To do -
Start to finish, retype the entries exactly while omitting the pictures.

Data -
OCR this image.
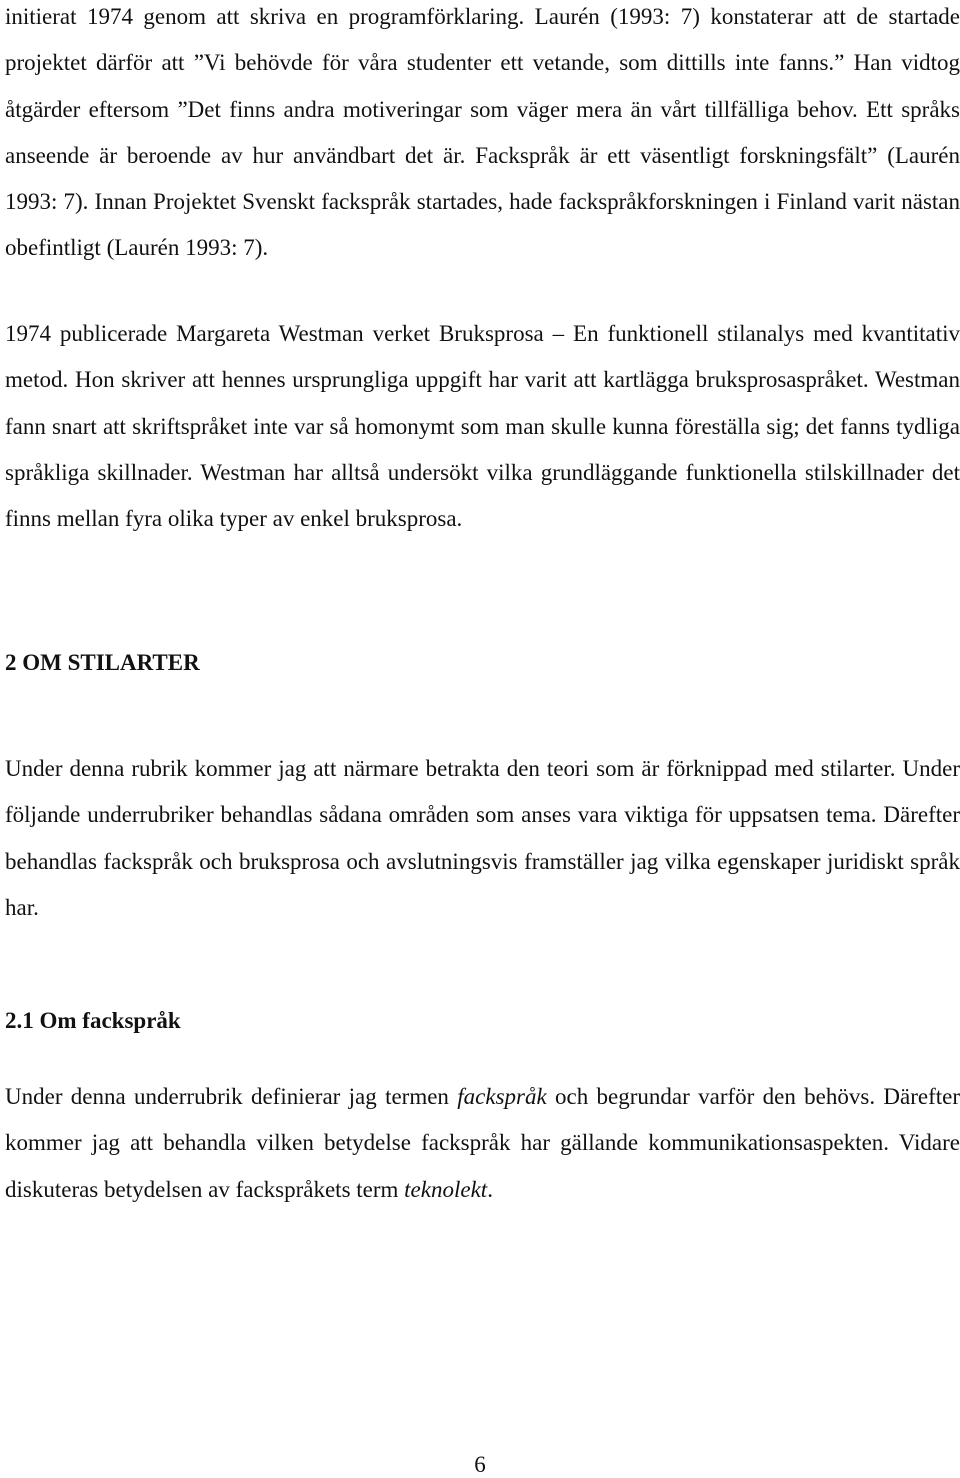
initierat 1974 genom att skriva en programförklaring. Laurén (1993: 7) konstaterar att de startade projektet därför att ”Vi behövde för våra studenter ett vetande, som dittills inte fanns.” Han vidtog åtgärder eftersom ”Det finns andra motiveringar som väger mera än vårt tillfälliga behov. Ett språks anseende är beroende av hur användbart det är. Fackspråk är ett väsentligt forskningsfält” (Laurén 1993: 7). Innan Projektet Svenskt fackspråk startades, hade fackspråkforskningen i Finland varit nästan obefintligt (Laurén 1993: 7).

1974 publicerade Margareta Westman verket Bruksprosa – En funktionell stilanalys med kvantitativ metod. Hon skriver att hennes ursprungliga uppgift har varit att kartlägga bruksprosaspråket. Westman fann snart att skriftspråket inte var så homonymt som man skulle kunna föreställa sig; det fanns tydliga språkliga skillnader. Westman har alltså undersökt vilka grundläggande funktionella stilskillnader det finns mellan fyra olika typer av enkel bruksprosa.

2 OM STILARTER

Under denna rubrik kommer jag att närmare betrakta den teori som är förknippad med stilarter. Under följande underrubriker behandlas sådana områden som anses vara viktiga för uppsatsen tema. Därefter behandlas fackspråk och bruksprosa och avslutningsvis framställer jag vilka egenskaper juridiskt språk har.

2.1 Om fackspråk

Under denna underrubrik definierar jag termen fackspråk och begrundar varför den behövs. Därefter kommer jag att behandla vilken betydelse fackspråk har gällande kommunikationsaspekten. Vidare diskuteras betydelsen av fackspråkets term teknolekt.

6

Result -
OCR this image.
initierat 1974 genom att skriva en programförklaring. Laurén (1993: 7) konstaterar att de startade projektet därför att ”Vi behövde för våra studenter ett vetande, som dittills inte fanns.” Han vidtog åtgärder eftersom ”Det finns andra motiveringar som väger mera än vårt tillfälliga behov. Ett språks anseende är beroende av hur användbart det är. Fackspråk är ett väsentligt forskningsfält” (Laurén 1993: 7). Innan Projektet Svenskt fackspråk startades, hade fackspråkforskningen i Finland varit nästan obefintligt (Laurén 1993: 7).

1974 publicerade Margareta Westman verket Bruksprosa – En funktionell stilanalys med kvantitativ metod. Hon skriver att hennes ursprungliga uppgift har varit att kartlägga bruksprosaspråket. Westman fann snart att skriftspråket inte var så homonymt som man skulle kunna föreställa sig; det fanns tydliga språkliga skillnader. Westman har alltså undersökt vilka grundläggande funktionella stilskillnader det finns mellan fyra olika typer av enkel bruksprosa.

2 OM STILARTER

Under denna rubrik kommer jag att närmare betrakta den teori som är förknippad med stilarter. Under följande underrubriker behandlas sådana områden som anses vara viktiga för uppsatsen tema. Därefter behandlas fackspråk och bruksprosa och avslutningsvis framställer jag vilka egenskaper juridiskt språk har.

2.1 Om fackspråk

Under denna underrubrik definierar jag termen fackspråk och begrundar varför den behövs. Därefter kommer jag att behandla vilken betydelse fackspråk har gällande kommunikationsaspekten. Vidare diskuteras betydelsen av fackspråkets term teknolekt.

6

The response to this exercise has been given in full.